- **Problem statement**:
Scan the data beneath this task and copy each line that includes "using".

- **Data entries**:

-------

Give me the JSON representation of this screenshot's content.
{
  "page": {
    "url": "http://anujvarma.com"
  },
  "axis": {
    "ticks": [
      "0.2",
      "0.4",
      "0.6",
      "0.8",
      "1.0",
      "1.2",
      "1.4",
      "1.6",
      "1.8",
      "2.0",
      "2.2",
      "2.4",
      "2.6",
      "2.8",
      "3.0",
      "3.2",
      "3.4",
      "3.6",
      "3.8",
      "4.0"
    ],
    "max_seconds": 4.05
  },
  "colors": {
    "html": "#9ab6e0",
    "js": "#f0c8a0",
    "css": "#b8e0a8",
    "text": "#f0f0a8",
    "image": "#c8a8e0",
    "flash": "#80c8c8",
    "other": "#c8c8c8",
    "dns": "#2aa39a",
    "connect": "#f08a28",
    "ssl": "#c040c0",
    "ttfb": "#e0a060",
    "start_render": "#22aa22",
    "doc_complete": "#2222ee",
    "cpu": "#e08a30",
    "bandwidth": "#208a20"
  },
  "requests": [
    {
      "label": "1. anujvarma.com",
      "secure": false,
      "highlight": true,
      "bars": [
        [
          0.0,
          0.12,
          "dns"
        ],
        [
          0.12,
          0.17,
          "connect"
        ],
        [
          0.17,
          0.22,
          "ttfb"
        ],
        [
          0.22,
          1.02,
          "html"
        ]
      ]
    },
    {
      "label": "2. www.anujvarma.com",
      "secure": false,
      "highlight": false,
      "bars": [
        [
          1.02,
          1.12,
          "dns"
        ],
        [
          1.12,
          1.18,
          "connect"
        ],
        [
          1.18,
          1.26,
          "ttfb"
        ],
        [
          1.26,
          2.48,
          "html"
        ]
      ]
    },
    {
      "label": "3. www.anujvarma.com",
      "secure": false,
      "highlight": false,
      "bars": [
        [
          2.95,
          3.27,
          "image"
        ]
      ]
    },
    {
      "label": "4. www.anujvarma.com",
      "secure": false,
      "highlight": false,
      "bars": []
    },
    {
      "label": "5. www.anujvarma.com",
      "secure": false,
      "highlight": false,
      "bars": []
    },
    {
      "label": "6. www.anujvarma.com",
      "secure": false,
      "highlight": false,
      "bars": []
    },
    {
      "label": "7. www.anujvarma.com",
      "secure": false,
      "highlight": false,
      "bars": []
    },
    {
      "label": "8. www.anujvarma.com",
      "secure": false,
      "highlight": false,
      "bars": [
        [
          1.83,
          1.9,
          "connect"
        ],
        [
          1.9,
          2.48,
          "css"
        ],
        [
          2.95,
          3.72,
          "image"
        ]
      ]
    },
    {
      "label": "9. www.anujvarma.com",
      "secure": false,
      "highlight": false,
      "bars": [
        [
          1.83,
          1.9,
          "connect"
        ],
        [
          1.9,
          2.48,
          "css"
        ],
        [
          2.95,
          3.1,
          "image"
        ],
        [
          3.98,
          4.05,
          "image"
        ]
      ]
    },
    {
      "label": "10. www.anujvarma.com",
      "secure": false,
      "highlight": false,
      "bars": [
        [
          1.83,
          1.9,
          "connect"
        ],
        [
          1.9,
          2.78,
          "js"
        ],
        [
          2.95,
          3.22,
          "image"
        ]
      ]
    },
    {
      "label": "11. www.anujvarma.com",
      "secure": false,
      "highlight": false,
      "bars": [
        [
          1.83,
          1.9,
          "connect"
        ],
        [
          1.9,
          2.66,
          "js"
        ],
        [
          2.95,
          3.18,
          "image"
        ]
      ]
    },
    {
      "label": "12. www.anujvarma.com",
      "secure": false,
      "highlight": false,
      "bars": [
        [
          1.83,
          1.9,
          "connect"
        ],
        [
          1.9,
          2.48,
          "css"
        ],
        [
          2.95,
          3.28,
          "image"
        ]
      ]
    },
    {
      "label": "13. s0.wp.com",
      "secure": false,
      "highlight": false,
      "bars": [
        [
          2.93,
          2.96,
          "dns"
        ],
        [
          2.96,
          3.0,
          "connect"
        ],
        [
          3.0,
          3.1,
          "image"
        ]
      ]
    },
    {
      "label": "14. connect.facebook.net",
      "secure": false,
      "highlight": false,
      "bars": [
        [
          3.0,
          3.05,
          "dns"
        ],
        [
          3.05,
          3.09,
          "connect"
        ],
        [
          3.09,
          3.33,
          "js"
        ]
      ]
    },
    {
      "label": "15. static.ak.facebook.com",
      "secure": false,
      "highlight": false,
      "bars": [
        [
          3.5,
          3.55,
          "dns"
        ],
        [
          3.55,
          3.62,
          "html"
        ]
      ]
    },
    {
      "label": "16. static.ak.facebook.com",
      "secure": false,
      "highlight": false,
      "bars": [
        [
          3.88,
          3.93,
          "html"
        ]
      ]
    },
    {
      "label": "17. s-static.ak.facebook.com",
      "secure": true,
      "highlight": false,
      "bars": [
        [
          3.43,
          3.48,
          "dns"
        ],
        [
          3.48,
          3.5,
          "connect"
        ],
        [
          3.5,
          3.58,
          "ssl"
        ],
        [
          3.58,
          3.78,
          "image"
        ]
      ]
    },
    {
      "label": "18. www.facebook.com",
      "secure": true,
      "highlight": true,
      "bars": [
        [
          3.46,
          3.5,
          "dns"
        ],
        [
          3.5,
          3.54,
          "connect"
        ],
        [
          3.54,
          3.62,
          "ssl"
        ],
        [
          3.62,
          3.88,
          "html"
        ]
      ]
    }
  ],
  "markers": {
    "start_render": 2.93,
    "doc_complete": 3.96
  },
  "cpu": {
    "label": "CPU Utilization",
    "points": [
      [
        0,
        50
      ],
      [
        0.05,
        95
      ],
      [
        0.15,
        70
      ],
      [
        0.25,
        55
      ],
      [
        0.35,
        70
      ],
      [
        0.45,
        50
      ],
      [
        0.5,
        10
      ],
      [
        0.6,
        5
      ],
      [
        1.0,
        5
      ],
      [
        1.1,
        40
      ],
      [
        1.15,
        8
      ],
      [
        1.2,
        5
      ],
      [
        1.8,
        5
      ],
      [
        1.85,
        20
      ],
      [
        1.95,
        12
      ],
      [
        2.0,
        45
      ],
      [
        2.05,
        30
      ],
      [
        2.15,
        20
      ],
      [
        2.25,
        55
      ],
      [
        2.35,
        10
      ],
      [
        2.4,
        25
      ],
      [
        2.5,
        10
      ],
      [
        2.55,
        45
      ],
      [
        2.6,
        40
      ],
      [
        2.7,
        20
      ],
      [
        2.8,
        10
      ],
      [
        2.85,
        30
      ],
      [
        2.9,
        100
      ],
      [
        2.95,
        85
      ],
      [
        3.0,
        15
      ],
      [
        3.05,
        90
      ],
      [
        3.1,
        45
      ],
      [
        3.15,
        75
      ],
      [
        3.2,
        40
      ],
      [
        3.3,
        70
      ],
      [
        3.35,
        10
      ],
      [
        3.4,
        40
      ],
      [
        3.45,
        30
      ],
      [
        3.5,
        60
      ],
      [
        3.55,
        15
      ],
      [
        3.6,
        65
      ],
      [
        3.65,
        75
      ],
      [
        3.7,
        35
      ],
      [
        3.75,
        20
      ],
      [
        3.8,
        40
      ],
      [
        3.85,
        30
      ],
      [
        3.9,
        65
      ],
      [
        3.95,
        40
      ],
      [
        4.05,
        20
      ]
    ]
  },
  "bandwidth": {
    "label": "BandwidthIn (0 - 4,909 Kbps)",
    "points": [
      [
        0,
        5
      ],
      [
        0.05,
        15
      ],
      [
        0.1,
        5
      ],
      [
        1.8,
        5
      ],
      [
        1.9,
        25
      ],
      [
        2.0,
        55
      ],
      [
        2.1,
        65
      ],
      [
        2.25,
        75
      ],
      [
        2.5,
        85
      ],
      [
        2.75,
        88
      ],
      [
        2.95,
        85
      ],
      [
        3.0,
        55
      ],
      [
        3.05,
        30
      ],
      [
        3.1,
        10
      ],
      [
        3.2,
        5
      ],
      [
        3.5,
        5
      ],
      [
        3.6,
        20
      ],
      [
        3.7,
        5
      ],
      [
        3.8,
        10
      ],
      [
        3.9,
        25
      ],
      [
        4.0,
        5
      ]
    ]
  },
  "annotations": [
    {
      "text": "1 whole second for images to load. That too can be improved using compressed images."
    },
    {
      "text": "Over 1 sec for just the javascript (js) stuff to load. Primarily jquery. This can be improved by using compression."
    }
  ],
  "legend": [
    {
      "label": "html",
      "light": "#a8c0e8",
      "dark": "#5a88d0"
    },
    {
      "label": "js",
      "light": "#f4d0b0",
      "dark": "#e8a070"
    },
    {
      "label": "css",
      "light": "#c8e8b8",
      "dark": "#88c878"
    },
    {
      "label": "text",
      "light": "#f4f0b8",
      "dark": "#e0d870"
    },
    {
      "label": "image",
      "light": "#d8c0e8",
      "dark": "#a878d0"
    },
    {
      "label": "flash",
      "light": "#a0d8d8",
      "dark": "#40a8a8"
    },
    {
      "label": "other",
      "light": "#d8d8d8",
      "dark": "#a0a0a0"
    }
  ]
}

-------

- **Written response**:
      "text": "1 whole second for images to load. That too can be improved using compressed images."
      "text": "Over 1 sec for just the javascript (js) stuff to load. Primarily jquery. This can be improved by using compression."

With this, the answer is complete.